─── DATASET ENTRIES

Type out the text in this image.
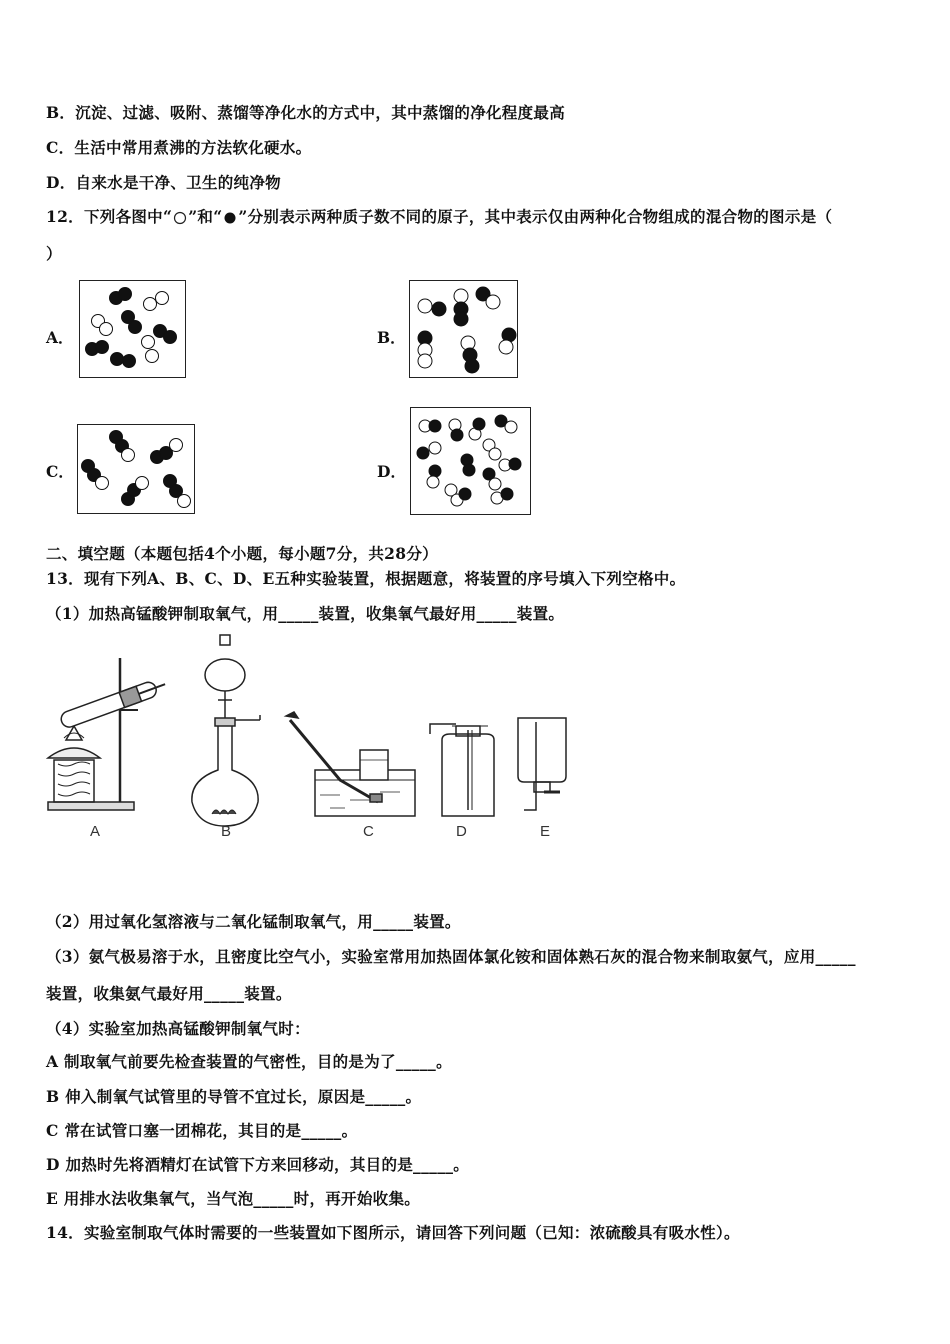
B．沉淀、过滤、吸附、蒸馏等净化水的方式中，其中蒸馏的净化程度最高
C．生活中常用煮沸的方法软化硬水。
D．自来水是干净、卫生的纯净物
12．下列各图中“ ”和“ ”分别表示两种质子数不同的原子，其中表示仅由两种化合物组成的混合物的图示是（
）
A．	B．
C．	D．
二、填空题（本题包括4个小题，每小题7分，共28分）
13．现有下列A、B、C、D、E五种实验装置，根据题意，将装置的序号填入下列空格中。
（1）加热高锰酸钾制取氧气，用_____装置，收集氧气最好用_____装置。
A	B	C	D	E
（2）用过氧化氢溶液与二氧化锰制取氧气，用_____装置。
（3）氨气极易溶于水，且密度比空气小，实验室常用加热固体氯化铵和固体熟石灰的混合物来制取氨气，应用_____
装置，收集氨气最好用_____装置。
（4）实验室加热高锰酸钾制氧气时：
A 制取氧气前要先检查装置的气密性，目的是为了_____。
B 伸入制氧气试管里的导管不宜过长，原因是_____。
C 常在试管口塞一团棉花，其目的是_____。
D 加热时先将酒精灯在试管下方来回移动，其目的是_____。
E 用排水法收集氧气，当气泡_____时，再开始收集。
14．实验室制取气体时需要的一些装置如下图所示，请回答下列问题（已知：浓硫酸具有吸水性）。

──────
─── DATASET ENTRIES

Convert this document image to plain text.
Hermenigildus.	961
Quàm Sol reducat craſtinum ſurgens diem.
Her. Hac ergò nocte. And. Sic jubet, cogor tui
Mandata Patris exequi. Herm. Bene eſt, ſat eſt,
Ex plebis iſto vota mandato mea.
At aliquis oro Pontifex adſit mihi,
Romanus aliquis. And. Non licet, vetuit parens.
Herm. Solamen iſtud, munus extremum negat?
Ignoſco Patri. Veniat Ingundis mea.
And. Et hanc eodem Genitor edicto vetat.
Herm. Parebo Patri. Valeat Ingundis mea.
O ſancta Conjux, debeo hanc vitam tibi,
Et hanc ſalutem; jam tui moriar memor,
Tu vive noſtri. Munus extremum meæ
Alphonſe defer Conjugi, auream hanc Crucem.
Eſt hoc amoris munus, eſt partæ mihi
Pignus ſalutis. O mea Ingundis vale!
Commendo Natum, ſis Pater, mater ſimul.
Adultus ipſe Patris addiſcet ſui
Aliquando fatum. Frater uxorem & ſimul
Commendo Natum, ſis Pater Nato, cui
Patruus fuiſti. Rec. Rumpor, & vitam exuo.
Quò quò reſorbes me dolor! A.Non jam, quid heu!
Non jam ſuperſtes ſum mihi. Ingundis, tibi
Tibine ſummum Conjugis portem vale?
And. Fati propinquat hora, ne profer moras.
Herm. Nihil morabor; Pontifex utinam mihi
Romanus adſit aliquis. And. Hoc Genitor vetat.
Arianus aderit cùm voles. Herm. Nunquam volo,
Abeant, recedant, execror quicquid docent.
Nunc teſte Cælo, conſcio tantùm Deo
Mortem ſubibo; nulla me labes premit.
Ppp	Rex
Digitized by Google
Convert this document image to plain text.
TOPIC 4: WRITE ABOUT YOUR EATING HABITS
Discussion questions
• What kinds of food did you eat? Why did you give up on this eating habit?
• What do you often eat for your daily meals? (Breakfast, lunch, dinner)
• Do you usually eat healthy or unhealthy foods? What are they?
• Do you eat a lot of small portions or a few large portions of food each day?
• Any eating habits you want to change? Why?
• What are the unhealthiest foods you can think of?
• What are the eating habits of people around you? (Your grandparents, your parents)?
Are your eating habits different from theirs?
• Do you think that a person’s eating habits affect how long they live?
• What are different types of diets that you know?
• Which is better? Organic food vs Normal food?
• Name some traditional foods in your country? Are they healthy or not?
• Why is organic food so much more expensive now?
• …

──────
─── DATASET ENTRIES

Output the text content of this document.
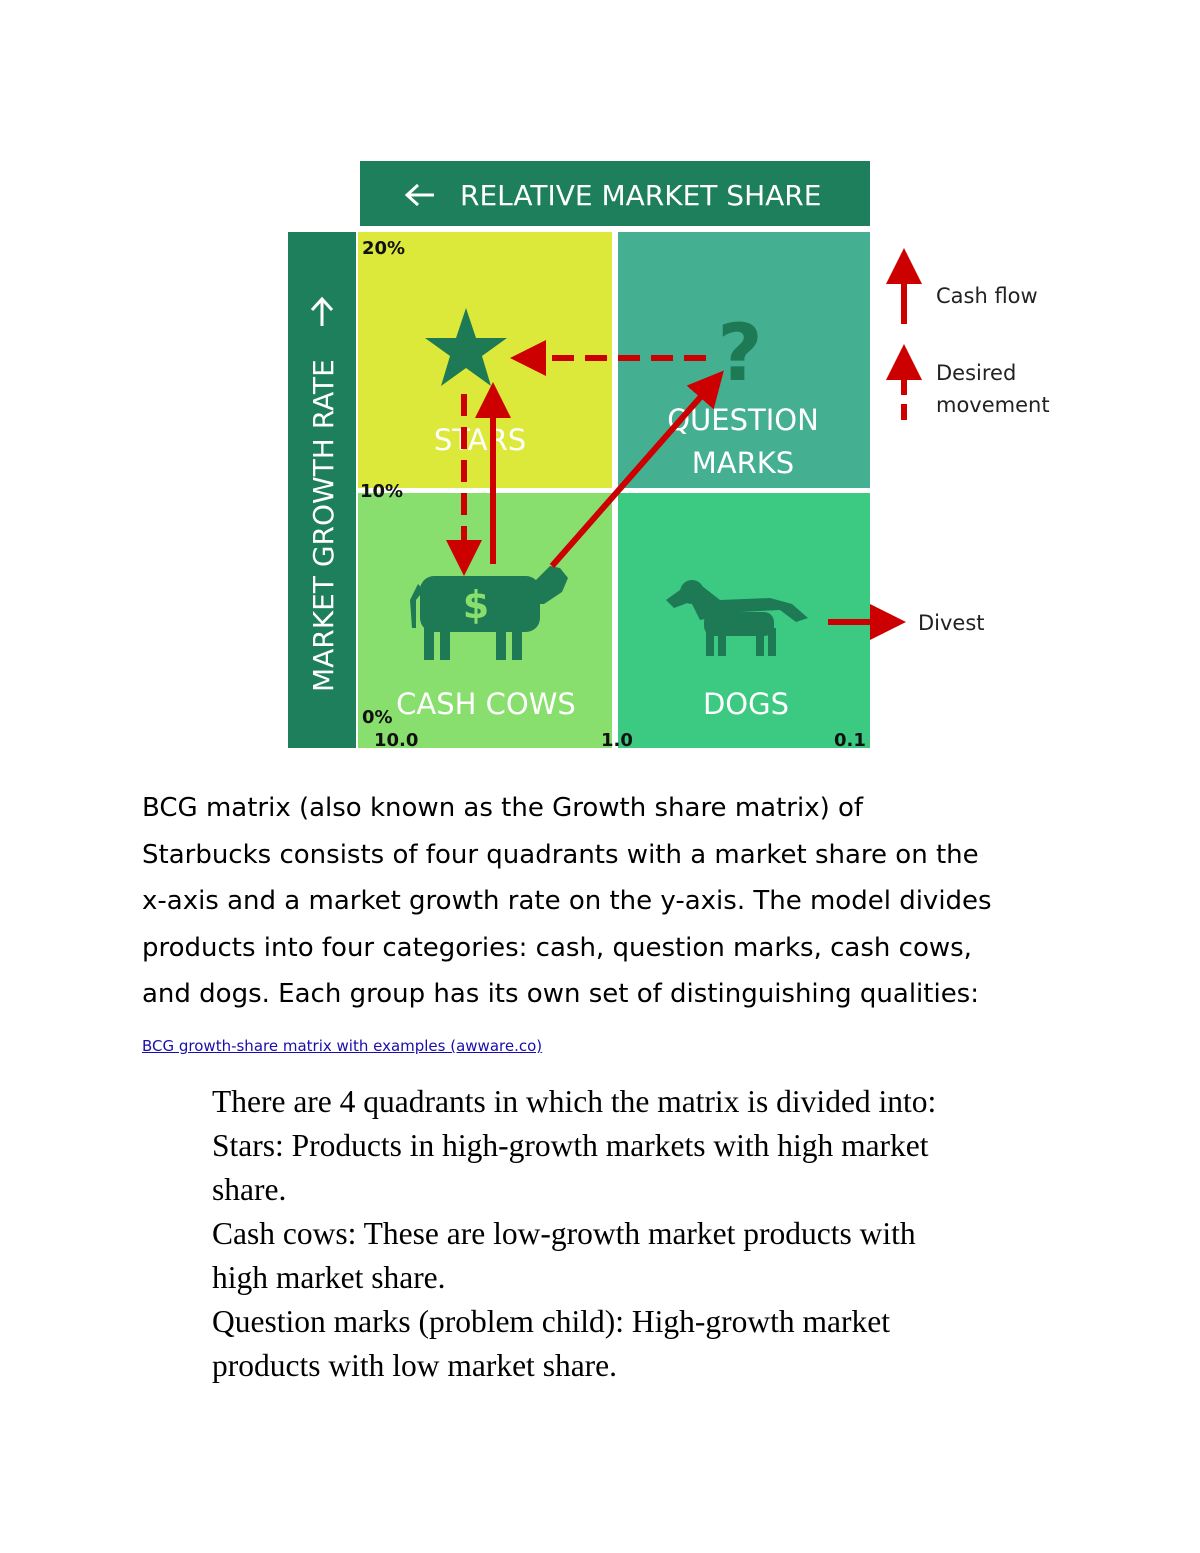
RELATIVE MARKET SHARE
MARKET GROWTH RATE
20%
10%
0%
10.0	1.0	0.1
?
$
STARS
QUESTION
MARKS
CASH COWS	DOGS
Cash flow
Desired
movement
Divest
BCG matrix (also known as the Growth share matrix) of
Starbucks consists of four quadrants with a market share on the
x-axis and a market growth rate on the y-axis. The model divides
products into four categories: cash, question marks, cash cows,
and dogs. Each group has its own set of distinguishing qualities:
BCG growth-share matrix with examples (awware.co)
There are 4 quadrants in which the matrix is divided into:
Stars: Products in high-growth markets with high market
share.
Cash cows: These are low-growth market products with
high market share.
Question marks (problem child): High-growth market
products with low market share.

──────

● EXERCISE:
From the listing above, pick out every line containing "with".

● TASK RESULT:
Starbucks consists of four quadrants with a market share on the
BCG growth-share matrix with examples (awware.co)
Stars: Products in high-growth markets with high market
Cash cows: These are low-growth market products with
products with low market share.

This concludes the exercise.